> [FRAGMENTO CITADO]
====================
En este sentido el transhumanismo toma notable distancia de las teorías de la evolución. La evolución natural y el progreso científico-técnico se desenvuelven a muy distintas velocidades. Es como comparar la velocidad de las viejas carretas de bueyes con la velocidad de los aviones de última generación. Y quizá se trata de una comparación demasiado suave.
El progreso científico-técnico es probablemente el factor más decisivo para esa cultura que hoy se denomina «cultura de la aceleración». La aceleración que fue siempre definida como un fenómeno físico es considerada hoy como un fenómeno cultural. Vivimos una cultura de la aceleración. La era digital es en buena parte responsable de esta aceleración que caracteriza nuestro vivir o nuestro sinvivir. Es un fenómeno paradójico. Las nuevas tecnologías parecen pensadas y diseñadas para facilitarnos la vida ahorrándonos tiempo y esfuerzo. Sin embargo, han terminado por robarnos nuestro tiempo y, como consecuencia, conducen nuestra vida cada vez a una mayor aceleración, sobre todo a una mayor aceleración psicológica. No tenemos tiempo ni sosiego, porque hay que estar pendientes del mensaje que nos llega y para el que se espera una respuesta inmediata.
====================
> [DATOS SIN PROCESAR]
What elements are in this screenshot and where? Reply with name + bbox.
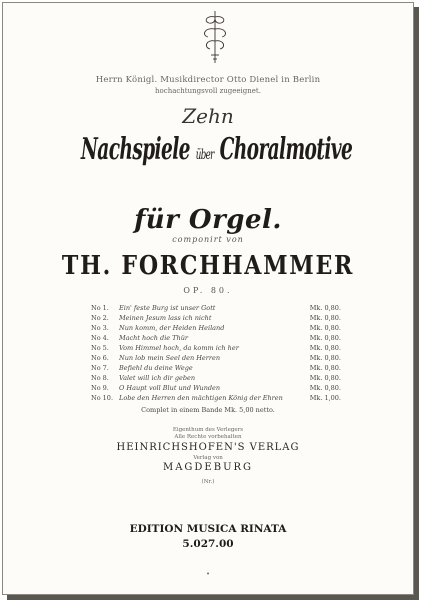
====================
> [CONSIGNA ESCRITA] ¿Puedes repetir palabra por palabra la parte del fragmento citado que va entre «En este sentido» y «comparación demasiado suave.», ambos incluidos?

> [LA SOLUCIÓN]
En este sentido el transhumanismo toma notable distancia de las teorías de la evolución. La evolución natural y el progreso científico-técnico se desenvuelven a muy distintas velocidades. Es como comparar la velocidad de las viejas carretas de bueyes con la velocidad de los aviones de última generación. Y quizá se trata de una comparación demasiado suave.